----- Material provided
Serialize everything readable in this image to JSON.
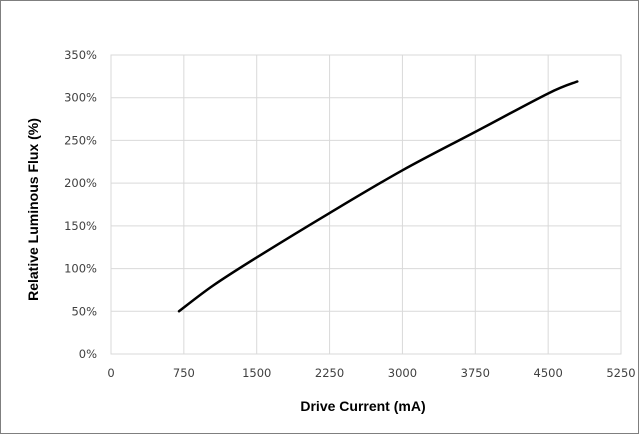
{
  "chart_data": {
    "type": "line",
    "title": "",
    "xlabel": "Drive Current (mA)",
    "ylabel": "Relative Luminous Flux (%)",
    "xlim": [
      0,
      5250
    ],
    "ylim": [
      0,
      350
    ],
    "x_ticks": [
      0,
      750,
      1500,
      2250,
      3000,
      3750,
      4500,
      5250
    ],
    "y_ticks": [
      0,
      50,
      100,
      150,
      200,
      250,
      300,
      350
    ],
    "x_tick_labels": [
      "0",
      "750",
      "1500",
      "2250",
      "3000",
      "3750",
      "4500",
      "5250"
    ],
    "y_tick_labels": [
      "0%",
      "50%",
      "100%",
      "150%",
      "200%",
      "250%",
      "300%",
      "350%"
    ],
    "grid": true,
    "legend": "none",
    "series": [
      {
        "color": "#000000",
        "x": [
          700,
          1050,
          1500,
          2250,
          3000,
          3750,
          4500,
          4800
        ],
        "y": [
          50,
          80,
          113,
          165,
          215,
          260,
          305,
          319
        ]
      }
    ]
  }
}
----------
■ Your objective
Reproduce the listing above exactly, excluding all pictures.

■ Result below
Serialize everything readable in this image to JSON.
{
  "chart_data": {
    "type": "line",
    "title": "",
    "xlabel": "Drive Current (mA)",
    "ylabel": "Relative Luminous Flux (%)",
    "xlim": [
      0,
      5250
    ],
    "ylim": [
      0,
      350
    ],
    "x_ticks": [
      0,
      750,
      1500,
      2250,
      3000,
      3750,
      4500,
      5250
    ],
    "y_ticks": [
      0,
      50,
      100,
      150,
      200,
      250,
      300,
      350
    ],
    "x_tick_labels": [
      "0",
      "750",
      "1500",
      "2250",
      "3000",
      "3750",
      "4500",
      "5250"
    ],
    "y_tick_labels": [
      "0%",
      "50%",
      "100%",
      "150%",
      "200%",
      "250%",
      "300%",
      "350%"
    ],
    "grid": true,
    "legend": "none",
    "series": [
      {
        "color": "#000000",
        "x": [
          700,
          1050,
          1500,
          2250,
          3000,
          3750,
          4500,
          4800
        ],
        "y": [
          50,
          80,
          113,
          165,
          215,
          260,
          305,
          319
        ]
      }
    ]
  }
}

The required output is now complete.